(Given task):
Please output the entries word for word, starting at the line containing "timeline-track[interactable]: 09:01:27 ~ 11:02:00" and ending at the line containing "time-slot-bar[interactable]: 11:59:00 ~", with both of those lines included.

(Rows from a layout dataset)
• • • • • • •

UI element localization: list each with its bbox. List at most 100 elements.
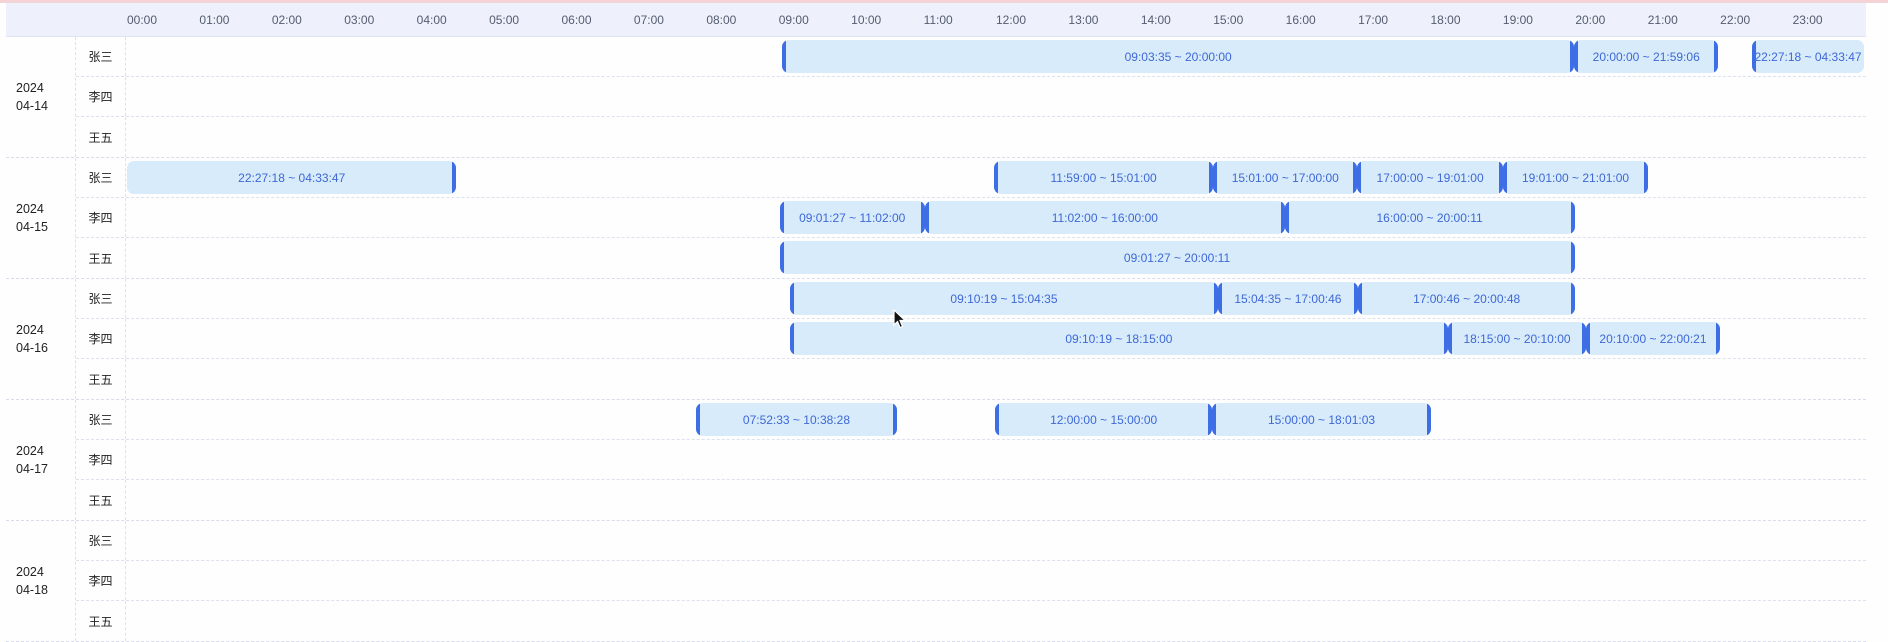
timeline-track[interactable]: 09:01:27 ~ 11:02:00 11:02:00 ~ 16:00:00 16… [126,198,1866,237]
hour-label: 09:00 [778,13,809,27]
resize-handle-left[interactable] [696,403,701,436]
timeline-track[interactable]: 09:10:19 ~ 18:15:00 18:15:00 ~ 20:10:00 20… [126,319,1866,358]
timeline-track[interactable] [126,359,1866,399]
resize-handle-left[interactable] [1284,201,1289,234]
person-name: 王五 [76,601,126,641]
resize-handle-right[interactable] [1715,322,1720,355]
hour-label: 11:00 [923,13,953,27]
time-slot-bar[interactable]: 11:59:00 ~ 15:01:00 [993,161,1214,194]
timeline-track[interactable]: 09:03:35 ~ 20:00:00 20:00:00 ~ 21:59:06 22… [126,37,1866,76]
time-slot-bar[interactable]: 16:00:00 ~ 20:00:11 [1284,201,1575,234]
resize-handle-left[interactable] [779,241,784,274]
hour-label: 21:00 [1647,13,1678,27]
time-slot-bar[interactable]: 09:10:19 ~ 18:15:00 [790,322,1448,355]
resize-handle-left[interactable] [1357,161,1362,194]
timeline-track[interactable]: 09:10:19 ~ 15:04:35 15:04:35 ~ 17:00:46 17… [126,279,1866,318]
resize-handle-left[interactable] [1752,40,1757,73]
resize-handle-right[interactable] [920,201,925,234]
resize-handle-right[interactable] [1570,40,1575,73]
resize-handle-right[interactable] [452,161,457,194]
time-range-label: 17:00:00 ~ 19:01:00 [1376,170,1484,185]
timeline-track[interactable]: 09:01:27 ~ 20:00:11 [126,238,1866,278]
resize-handle-right[interactable] [1443,322,1448,355]
timeline-track[interactable] [126,77,1866,116]
time-slot-bar[interactable]: 17:00:46 ~ 20:00:48 [1358,282,1576,315]
time-slot-bar[interactable]: 09:01:27 ~ 20:00:11 [779,241,1575,274]
time-slot-bar[interactable]: 09:03:35 ~ 20:00:00 [782,40,1575,73]
time-slot-bar[interactable]: 22:27:18 ~ 04:33:47 [127,161,457,194]
timeline-track[interactable] [126,601,1866,641]
timeline-track[interactable]: 22:27:18 ~ 04:33:47 11:59:00 ~ 15:01:00 15… [126,158,1866,197]
time-slot-bar[interactable]: 15:01:00 ~ 17:00:00 [1213,161,1358,194]
resize-handle-right[interactable] [1353,161,1358,194]
hour-label: 23:00 [1792,13,1823,27]
timeline-track[interactable] [126,440,1866,479]
resize-handle-right[interactable] [892,403,897,436]
person-row: 李四 09:10:19 ~ 18:15:00 18:15:00 ~ 20:10:00… [76,319,1866,359]
timeline-track[interactable] [126,480,1866,520]
resize-handle-left[interactable] [1213,161,1218,194]
time-slot-bar[interactable]: 20:00:00 ~ 21:59:06 [1574,40,1719,73]
resize-handle-right[interactable] [1208,403,1213,436]
resize-handle-right[interactable] [1570,241,1575,274]
time-slot-bar[interactable]: 11:02:00 ~ 16:00:00 [924,201,1285,234]
date-cell: 2024 04-15 [6,158,76,278]
resize-handle-left[interactable] [790,282,795,315]
resize-handle-right[interactable] [1570,201,1575,234]
resize-handle-left[interactable] [1586,322,1591,355]
time-slot-bar[interactable]: 15:04:35 ~ 17:00:46 [1217,282,1358,315]
timeline-track[interactable] [126,117,1866,157]
time-slot-bar[interactable]: 09:01:27 ~ 11:02:00 [779,201,925,234]
person-row: 李四 09:01:27 ~ 11:02:00 11:02:00 ~ 16:00:00… [76,198,1866,238]
resize-handle-left[interactable] [993,161,998,194]
time-slot-bar[interactable]: 17:00:00 ~ 19:01:00 [1357,161,1504,194]
person-name: 李四 [76,561,126,600]
hour-label: 12:00 [996,13,1027,27]
resize-handle-left[interactable] [1358,282,1362,315]
date-year: 2024 [16,202,44,216]
time-range-label: 11:59:00 ~ 15:01:00 [1050,170,1157,185]
person-row: 李四 [76,561,1866,601]
resize-handle-left[interactable] [1212,403,1217,436]
resize-handle-right[interactable] [1209,161,1214,194]
resize-handle-right[interactable] [1426,403,1431,436]
resize-handle-left[interactable] [995,403,999,436]
time-slot-bar[interactable]: 15:00:00 ~ 18:01:03 [1212,403,1431,436]
resize-handle-left[interactable] [1217,282,1222,315]
resize-handle-right[interactable] [1354,282,1358,315]
resize-handle-left[interactable] [1503,161,1508,194]
time-slot-bar[interactable]: 12:00:00 ~ 15:00:00 [995,403,1213,436]
resize-handle-right[interactable] [1571,282,1576,315]
time-slot-bar[interactable]: 18:15:00 ~ 20:10:00 [1447,322,1587,355]
resize-handle-right[interactable] [1213,282,1218,315]
time-range-label: 09:10:19 ~ 15:04:35 [950,291,1058,306]
timeline-track[interactable] [126,561,1866,600]
time-range-label: 19:01:00 ~ 21:01:00 [1521,170,1630,185]
time-slot-bar[interactable]: 20:10:00 ~ 22:00:21 [1586,322,1720,355]
hour-label: 04:00 [416,13,447,27]
time-slot-bar[interactable]: 07:52:33 ~ 10:38:28 [696,403,897,436]
resize-handle-left[interactable] [779,201,784,234]
person-row: 王五 [76,480,1866,520]
date-year: 2024 [16,323,44,337]
resize-handle-right[interactable] [1499,161,1504,194]
resize-handle-right[interactable] [1714,40,1719,73]
resize-handle-left[interactable] [790,322,795,355]
resize-handle-right[interactable] [1280,201,1285,234]
resize-handle-right[interactable] [1582,322,1587,355]
time-slot-bar[interactable]: 09:10:19 ~ 15:04:35 [790,282,1218,315]
time-slot-bar[interactable]: 19:01:00 ~ 21:01:00 [1503,161,1648,194]
resize-handle-right[interactable] [1643,161,1648,194]
resize-handle-left[interactable] [924,201,929,234]
time-slot-bar[interactable]: 22:27:18 ~ 04:33:47 [1752,40,1864,73]
date-group: 2024 04-14 张三 09:03:35 ~ 20:00:00 20:00:00 ~… [6,37,1866,158]
hour-label: 02:00 [271,13,302,27]
resize-handle-left[interactable] [782,40,787,73]
time-range-label: 09:01:27 ~ 11:02:00 [799,210,906,225]
person-name: 李四 [76,319,126,358]
timeline-track[interactable] [126,521,1866,560]
resize-handle-left[interactable] [1447,322,1452,355]
resize-handle-left[interactable] [1574,40,1579,73]
person-name: 王五 [76,117,126,157]
timeline-track[interactable]: 07:52:33 ~ 10:38:28 12:00:00 ~ 15:00:00 15… [126,400,1866,439]
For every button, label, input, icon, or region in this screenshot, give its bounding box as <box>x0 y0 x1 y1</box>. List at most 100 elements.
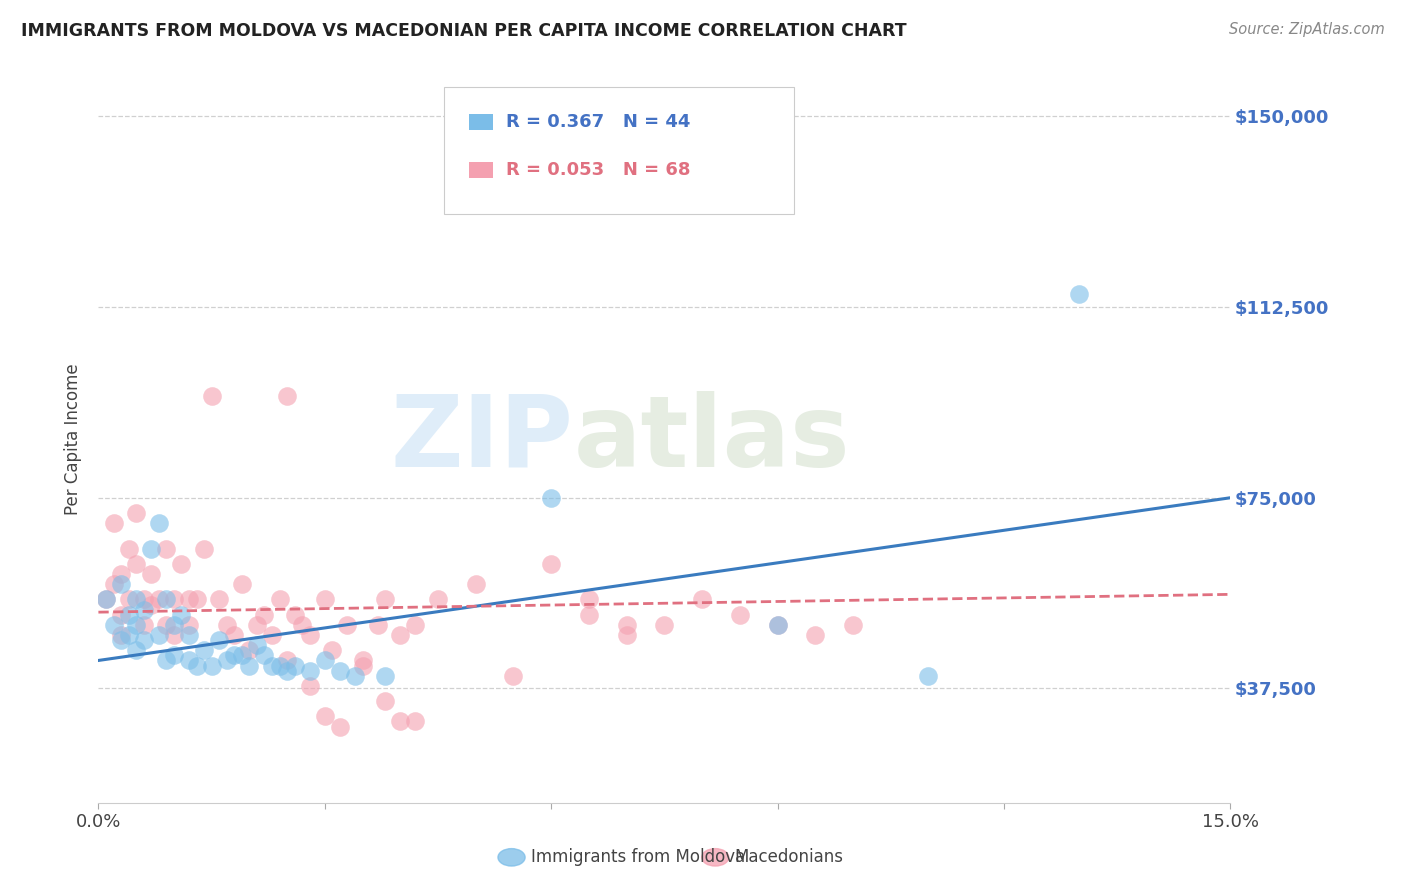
Point <box>94 592 117 607</box>
Point <box>148 516 170 531</box>
Point <box>284 607 307 622</box>
Point <box>132 602 155 616</box>
Point <box>163 648 186 663</box>
Point <box>728 607 751 622</box>
Point <box>193 643 215 657</box>
Point <box>284 658 307 673</box>
Point <box>298 664 321 678</box>
Point <box>917 669 939 683</box>
Point <box>766 618 789 632</box>
Point <box>374 669 396 683</box>
Point <box>404 618 426 632</box>
Text: R = 0.367   N = 44: R = 0.367 N = 44 <box>506 112 690 130</box>
Point <box>132 592 155 607</box>
Point <box>201 389 224 403</box>
Point <box>215 618 238 632</box>
Text: ZIP: ZIP <box>391 391 574 488</box>
Point <box>94 592 117 607</box>
Point <box>125 618 148 632</box>
Point <box>103 577 125 591</box>
FancyBboxPatch shape <box>444 87 794 214</box>
Point <box>110 577 132 591</box>
Point <box>193 541 215 556</box>
Point <box>291 618 314 632</box>
Point <box>343 669 366 683</box>
Point <box>117 592 139 607</box>
Point <box>578 607 600 622</box>
Point <box>125 506 148 520</box>
Point <box>177 618 200 632</box>
Point <box>367 618 389 632</box>
Point <box>260 628 283 642</box>
Point <box>690 592 713 607</box>
Point <box>186 658 208 673</box>
Point <box>842 618 865 632</box>
Point <box>177 653 200 667</box>
Point <box>155 592 177 607</box>
Point <box>201 658 224 673</box>
Point <box>125 643 148 657</box>
Point <box>141 541 163 556</box>
Y-axis label: Per Capita Income: Per Capita Income <box>65 364 83 515</box>
Point <box>616 628 638 642</box>
Point <box>141 567 163 582</box>
Point <box>238 643 260 657</box>
Point <box>177 628 200 642</box>
Point <box>132 618 155 632</box>
Point <box>110 607 132 622</box>
Point <box>215 653 238 667</box>
Text: IMMIGRANTS FROM MOLDOVA VS MACEDONIAN PER CAPITA INCOME CORRELATION CHART: IMMIGRANTS FROM MOLDOVA VS MACEDONIAN PE… <box>21 22 907 40</box>
Point <box>321 643 343 657</box>
Point <box>269 592 291 607</box>
Point <box>464 577 486 591</box>
FancyBboxPatch shape <box>468 162 494 178</box>
Point <box>298 628 321 642</box>
Point <box>155 541 177 556</box>
Point <box>540 491 562 505</box>
Point <box>276 664 298 678</box>
Point <box>110 628 132 642</box>
Point <box>224 628 246 642</box>
Point <box>177 592 200 607</box>
Point <box>163 618 186 632</box>
Point <box>141 598 163 612</box>
Point <box>208 592 231 607</box>
Point <box>389 714 412 729</box>
Point <box>329 720 352 734</box>
Point <box>103 618 125 632</box>
Point <box>578 592 600 607</box>
Text: atlas: atlas <box>574 391 851 488</box>
Point <box>352 653 374 667</box>
Point <box>246 618 269 632</box>
Point <box>110 633 132 648</box>
Point <box>231 648 253 663</box>
Point <box>132 633 155 648</box>
Point <box>110 567 132 582</box>
Point <box>427 592 450 607</box>
Point <box>224 648 246 663</box>
Point <box>103 516 125 531</box>
Point <box>170 557 193 571</box>
Point <box>253 607 276 622</box>
Point <box>125 592 148 607</box>
Point <box>804 628 827 642</box>
Point <box>652 618 676 632</box>
Point <box>238 658 260 673</box>
Point <box>329 664 352 678</box>
Point <box>766 618 789 632</box>
Point <box>404 714 426 729</box>
Point <box>374 694 396 708</box>
Point <box>352 658 374 673</box>
Point <box>117 628 139 642</box>
Text: Source: ZipAtlas.com: Source: ZipAtlas.com <box>1229 22 1385 37</box>
Point <box>502 669 524 683</box>
Point <box>269 658 291 673</box>
Point <box>155 618 177 632</box>
Point <box>374 592 396 607</box>
Point <box>231 577 253 591</box>
Point <box>314 709 336 723</box>
Point <box>148 628 170 642</box>
Point <box>314 592 336 607</box>
Point <box>186 592 208 607</box>
Point <box>298 679 321 693</box>
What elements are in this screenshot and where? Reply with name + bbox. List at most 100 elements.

• • • • • • •

(Solved exercise):
timeline-track[interactable]: 09:01:27 ~ 11:02:00 11:02:00 ~ 16:00:00 16… [126,198,1866,237]
hour-label: 09:00 [778,13,809,27]
resize-handle-left[interactable] [696,403,701,436]
timeline-track[interactable]: 09:10:19 ~ 18:15:00 18:15:00 ~ 20:10:00 20… [126,319,1866,358]
timeline-track[interactable] [126,359,1866,399]
resize-handle-left[interactable] [1284,201,1289,234]
person-name: 王五 [76,601,126,641]
resize-handle-right[interactable] [1715,322,1720,355]
hour-label: 11:00 [923,13,953,27]
time-slot-bar[interactable]: 11:59:00 ~ 15:01:00 [993,161,1214,194]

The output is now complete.